Exercise:
You are to retype all of the data exactly as it appears.

Provided records:

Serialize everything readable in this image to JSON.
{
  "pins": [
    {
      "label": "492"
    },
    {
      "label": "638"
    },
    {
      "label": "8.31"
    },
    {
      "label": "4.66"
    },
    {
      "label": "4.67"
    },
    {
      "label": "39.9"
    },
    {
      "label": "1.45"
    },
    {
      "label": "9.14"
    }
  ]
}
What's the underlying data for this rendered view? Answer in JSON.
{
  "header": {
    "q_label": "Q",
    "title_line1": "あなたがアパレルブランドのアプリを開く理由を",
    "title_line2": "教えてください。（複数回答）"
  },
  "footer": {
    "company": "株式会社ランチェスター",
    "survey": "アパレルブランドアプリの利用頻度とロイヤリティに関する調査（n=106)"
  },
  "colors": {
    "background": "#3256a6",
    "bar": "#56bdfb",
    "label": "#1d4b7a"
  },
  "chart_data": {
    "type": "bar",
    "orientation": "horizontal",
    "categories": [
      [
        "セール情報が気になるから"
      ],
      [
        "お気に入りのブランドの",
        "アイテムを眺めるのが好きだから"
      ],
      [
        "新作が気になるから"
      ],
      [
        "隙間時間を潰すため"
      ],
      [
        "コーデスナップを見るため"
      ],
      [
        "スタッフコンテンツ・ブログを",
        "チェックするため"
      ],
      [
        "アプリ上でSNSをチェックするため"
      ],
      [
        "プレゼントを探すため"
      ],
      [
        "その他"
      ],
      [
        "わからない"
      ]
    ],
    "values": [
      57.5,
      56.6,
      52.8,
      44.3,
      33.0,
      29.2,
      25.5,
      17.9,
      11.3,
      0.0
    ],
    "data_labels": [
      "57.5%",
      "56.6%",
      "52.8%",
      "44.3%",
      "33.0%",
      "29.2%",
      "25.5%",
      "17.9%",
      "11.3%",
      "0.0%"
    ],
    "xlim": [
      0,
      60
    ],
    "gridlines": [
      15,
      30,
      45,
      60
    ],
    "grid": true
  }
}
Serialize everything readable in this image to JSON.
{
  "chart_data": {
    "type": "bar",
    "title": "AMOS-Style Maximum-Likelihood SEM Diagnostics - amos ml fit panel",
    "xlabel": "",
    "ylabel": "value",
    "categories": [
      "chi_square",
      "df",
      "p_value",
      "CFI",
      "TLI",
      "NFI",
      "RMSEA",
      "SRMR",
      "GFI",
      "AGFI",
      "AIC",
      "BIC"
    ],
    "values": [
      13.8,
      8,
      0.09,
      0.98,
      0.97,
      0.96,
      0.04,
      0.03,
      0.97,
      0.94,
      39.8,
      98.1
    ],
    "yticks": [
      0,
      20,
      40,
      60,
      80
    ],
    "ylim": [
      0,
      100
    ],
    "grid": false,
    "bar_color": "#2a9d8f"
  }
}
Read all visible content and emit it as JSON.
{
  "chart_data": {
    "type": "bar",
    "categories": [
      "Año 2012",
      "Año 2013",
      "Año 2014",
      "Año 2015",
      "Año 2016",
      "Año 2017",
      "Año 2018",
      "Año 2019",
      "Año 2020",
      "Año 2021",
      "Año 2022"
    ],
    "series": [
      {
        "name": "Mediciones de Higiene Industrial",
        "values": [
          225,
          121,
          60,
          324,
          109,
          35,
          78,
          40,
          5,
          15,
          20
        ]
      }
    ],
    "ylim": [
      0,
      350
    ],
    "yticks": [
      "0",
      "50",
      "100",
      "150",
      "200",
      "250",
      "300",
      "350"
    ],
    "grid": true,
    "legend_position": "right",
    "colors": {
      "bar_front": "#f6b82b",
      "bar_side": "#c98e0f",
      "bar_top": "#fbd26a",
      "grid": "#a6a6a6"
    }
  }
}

Full response:
Serialize everything readable in this image to JSON.
{
  "pins": [
    {
      "label": "492"
    },
    {
      "label": "638"
    },
    {
      "label": "8.31"
    },
    {
      "label": "4.66"
    },
    {
      "label": "4.67"
    },
    {
      "label": "39.9"
    },
    {
      "label": "1.45"
    },
    {
      "label": "9.14"
    }
  ]
}
What's the underlying data for this rendered view? Answer in JSON.
{
  "header": {
    "q_label": "Q",
    "title_line1": "あなたがアパレルブランドのアプリを開く理由を",
    "title_line2": "教えてください。（複数回答）"
  },
  "footer": {
    "company": "株式会社ランチェスター",
    "survey": "アパレルブランドアプリの利用頻度とロイヤリティに関する調査（n=106)"
  },
  "colors": {
    "background": "#3256a6",
    "bar": "#56bdfb",
    "label": "#1d4b7a"
  },
  "chart_data": {
    "type": "bar",
    "orientation": "horizontal",
    "categories": [
      [
        "セール情報が気になるから"
      ],
      [
        "お気に入りのブランドの",
        "アイテムを眺めるのが好きだから"
      ],
      [
        "新作が気になるから"
      ],
      [
        "隙間時間を潰すため"
      ],
      [
        "コーデスナップを見るため"
      ],
      [
        "スタッフコンテンツ・ブログを",
        "チェックするため"
      ],
      [
        "アプリ上でSNSをチェックするため"
      ],
      [
        "プレゼントを探すため"
      ],
      [
        "その他"
      ],
      [
        "わからない"
      ]
    ],
    "values": [
      57.5,
      56.6,
      52.8,
      44.3,
      33.0,
      29.2,
      25.5,
      17.9,
      11.3,
      0.0
    ],
    "data_labels": [
      "57.5%",
      "56.6%",
      "52.8%",
      "44.3%",
      "33.0%",
      "29.2%",
      "25.5%",
      "17.9%",
      "11.3%",
      "0.0%"
    ],
    "xlim": [
      0,
      60
    ],
    "gridlines": [
      15,
      30,
      45,
      60
    ],
    "grid": true
  }
}
Serialize everything readable in this image to JSON.
{
  "chart_data": {
    "type": "bar",
    "title": "AMOS-Style Maximum-Likelihood SEM Diagnostics - amos ml fit panel",
    "xlabel": "",
    "ylabel": "value",
    "categories": [
      "chi_square",
      "df",
      "p_value",
      "CFI",
      "TLI",
      "NFI",
      "RMSEA",
      "SRMR",
      "GFI",
      "AGFI",
      "AIC",
      "BIC"
    ],
    "values": [
      13.8,
      8,
      0.09,
      0.98,
      0.97,
      0.96,
      0.04,
      0.03,
      0.97,
      0.94,
      39.8,
      98.1
    ],
    "yticks": [
      0,
      20,
      40,
      60,
      80
    ],
    "ylim": [
      0,
      100
    ],
    "grid": false,
    "bar_color": "#2a9d8f"
  }
}
Read all visible content and emit it as JSON.
{
  "chart_data": {
    "type": "bar",
    "categories": [
      "Año 2012",
      "Año 2013",
      "Año 2014",
      "Año 2015",
      "Año 2016",
      "Año 2017",
      "Año 2018",
      "Año 2019",
      "Año 2020",
      "Año 2021",
      "Año 2022"
    ],
    "series": [
      {
        "name": "Mediciones de Higiene Industrial",
        "values": [
          225,
          121,
          60,
          324,
          109,
          35,
          78,
          40,
          5,
          15,
          20
        ]
      }
    ],
    "ylim": [
      0,
      350
    ],
    "yticks": [
      "0",
      "50",
      "100",
      "150",
      "200",
      "250",
      "300",
      "350"
    ],
    "grid": true,
    "legend_position": "right",
    "colors": {
      "bar_front": "#f6b82b",
      "bar_side": "#c98e0f",
      "bar_top": "#fbd26a",
      "grid": "#a6a6a6"
    }
  }
}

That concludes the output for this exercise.